■ What you have to do
Produce the listing below again, exactly as shown.

■ Entries supplied
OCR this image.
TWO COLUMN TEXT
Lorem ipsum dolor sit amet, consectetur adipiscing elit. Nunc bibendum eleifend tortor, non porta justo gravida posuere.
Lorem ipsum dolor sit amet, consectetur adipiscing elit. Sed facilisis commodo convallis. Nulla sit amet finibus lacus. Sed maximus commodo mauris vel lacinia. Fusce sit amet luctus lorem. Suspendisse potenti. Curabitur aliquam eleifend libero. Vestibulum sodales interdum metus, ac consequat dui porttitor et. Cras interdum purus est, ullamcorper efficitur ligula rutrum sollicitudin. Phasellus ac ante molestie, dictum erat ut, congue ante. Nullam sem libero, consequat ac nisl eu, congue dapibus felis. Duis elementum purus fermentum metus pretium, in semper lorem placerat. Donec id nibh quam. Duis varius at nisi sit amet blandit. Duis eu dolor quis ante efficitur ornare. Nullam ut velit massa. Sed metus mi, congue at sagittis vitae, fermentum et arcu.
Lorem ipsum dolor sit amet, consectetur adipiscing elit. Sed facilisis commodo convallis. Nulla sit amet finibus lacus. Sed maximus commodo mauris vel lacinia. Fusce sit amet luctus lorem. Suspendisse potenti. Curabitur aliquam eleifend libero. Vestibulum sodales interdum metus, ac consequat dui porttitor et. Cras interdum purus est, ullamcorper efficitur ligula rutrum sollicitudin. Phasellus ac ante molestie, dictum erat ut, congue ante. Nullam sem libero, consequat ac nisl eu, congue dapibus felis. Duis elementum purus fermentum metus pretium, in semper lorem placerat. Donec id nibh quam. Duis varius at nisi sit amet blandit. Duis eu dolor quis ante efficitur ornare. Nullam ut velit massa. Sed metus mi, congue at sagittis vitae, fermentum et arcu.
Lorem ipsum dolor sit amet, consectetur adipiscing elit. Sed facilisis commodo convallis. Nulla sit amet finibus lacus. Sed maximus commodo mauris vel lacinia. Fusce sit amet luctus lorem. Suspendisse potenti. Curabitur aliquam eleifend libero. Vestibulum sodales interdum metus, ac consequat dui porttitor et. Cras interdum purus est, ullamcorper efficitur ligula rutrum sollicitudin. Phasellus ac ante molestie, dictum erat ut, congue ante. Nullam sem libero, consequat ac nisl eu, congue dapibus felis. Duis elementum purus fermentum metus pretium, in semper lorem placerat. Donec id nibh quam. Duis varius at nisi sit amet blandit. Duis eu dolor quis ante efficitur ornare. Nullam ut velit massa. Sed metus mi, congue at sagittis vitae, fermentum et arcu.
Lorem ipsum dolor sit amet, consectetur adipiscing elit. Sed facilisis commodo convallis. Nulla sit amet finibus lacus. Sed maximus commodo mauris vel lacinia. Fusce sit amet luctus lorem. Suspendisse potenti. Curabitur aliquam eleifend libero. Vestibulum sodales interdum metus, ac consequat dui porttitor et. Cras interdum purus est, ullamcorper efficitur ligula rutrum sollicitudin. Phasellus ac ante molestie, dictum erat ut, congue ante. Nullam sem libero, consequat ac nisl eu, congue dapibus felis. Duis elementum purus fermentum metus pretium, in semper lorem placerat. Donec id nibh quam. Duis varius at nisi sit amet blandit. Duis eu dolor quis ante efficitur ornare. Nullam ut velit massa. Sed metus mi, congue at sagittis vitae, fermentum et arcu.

■ Response
OCR this image.
TWO COLUMN TEXT
Lorem ipsum dolor sit amet, consectetur adipiscing elit. Nunc bibendum eleifend tortor, non porta justo gravida posuere.
Lorem ipsum dolor sit amet, consectetur adipiscing elit. Sed facilisis commodo convallis. Nulla sit amet finibus lacus. Sed maximus commodo mauris vel lacinia. Fusce sit amet luctus lorem. Suspendisse potenti. Curabitur aliquam eleifend libero. Vestibulum sodales interdum metus, ac consequat dui porttitor et. Cras interdum purus est, ullamcorper efficitur ligula rutrum sollicitudin. Phasellus ac ante molestie, dictum erat ut, congue ante. Nullam sem libero, consequat ac nisl eu, congue dapibus felis. Duis elementum purus fermentum metus pretium, in semper lorem placerat. Donec id nibh quam. Duis varius at nisi sit amet blandit. Duis eu dolor quis ante efficitur ornare. Nullam ut velit massa. Sed metus mi, congue at sagittis vitae, fermentum et arcu.
Lorem ipsum dolor sit amet, consectetur adipiscing elit. Sed facilisis commodo convallis. Nulla sit amet finibus lacus. Sed maximus commodo mauris vel lacinia. Fusce sit amet luctus lorem. Suspendisse potenti. Curabitur aliquam eleifend libero. Vestibulum sodales interdum metus, ac consequat dui porttitor et. Cras interdum purus est, ullamcorper efficitur ligula rutrum sollicitudin. Phasellus ac ante molestie, dictum erat ut, congue ante. Nullam sem libero, consequat ac nisl eu, congue dapibus felis. Duis elementum purus fermentum metus pretium, in semper lorem placerat. Donec id nibh quam. Duis varius at nisi sit amet blandit. Duis eu dolor quis ante efficitur ornare. Nullam ut velit massa. Sed metus mi, congue at sagittis vitae, fermentum et arcu.
Lorem ipsum dolor sit amet, consectetur adipiscing elit. Sed facilisis commodo convallis. Nulla sit amet finibus lacus. Sed maximus commodo mauris vel lacinia. Fusce sit amet luctus lorem. Suspendisse potenti. Curabitur aliquam eleifend libero. Vestibulum sodales interdum metus, ac consequat dui porttitor et. Cras interdum purus est, ullamcorper efficitur ligula rutrum sollicitudin. Phasellus ac ante molestie, dictum erat ut, congue ante. Nullam sem libero, consequat ac nisl eu, congue dapibus felis. Duis elementum purus fermentum metus pretium, in semper lorem placerat. Donec id nibh quam. Duis varius at nisi sit amet blandit. Duis eu dolor quis ante efficitur ornare. Nullam ut velit massa. Sed metus mi, congue at sagittis vitae, fermentum et arcu.
Lorem ipsum dolor sit amet, consectetur adipiscing elit. Sed facilisis commodo convallis. Nulla sit amet finibus lacus. Sed maximus commodo mauris vel lacinia. Fusce sit amet luctus lorem. Suspendisse potenti. Curabitur aliquam eleifend libero. Vestibulum sodales interdum metus, ac consequat dui porttitor et. Cras interdum purus est, ullamcorper efficitur ligula rutrum sollicitudin. Phasellus ac ante molestie, dictum erat ut, congue ante. Nullam sem libero, consequat ac nisl eu, congue dapibus felis. Duis elementum purus fermentum metus pretium, in semper lorem placerat. Donec id nibh quam. Duis varius at nisi sit amet blandit. Duis eu dolor quis ante efficitur ornare. Nullam ut velit massa. Sed metus mi, congue at sagittis vitae, fermentum et arcu.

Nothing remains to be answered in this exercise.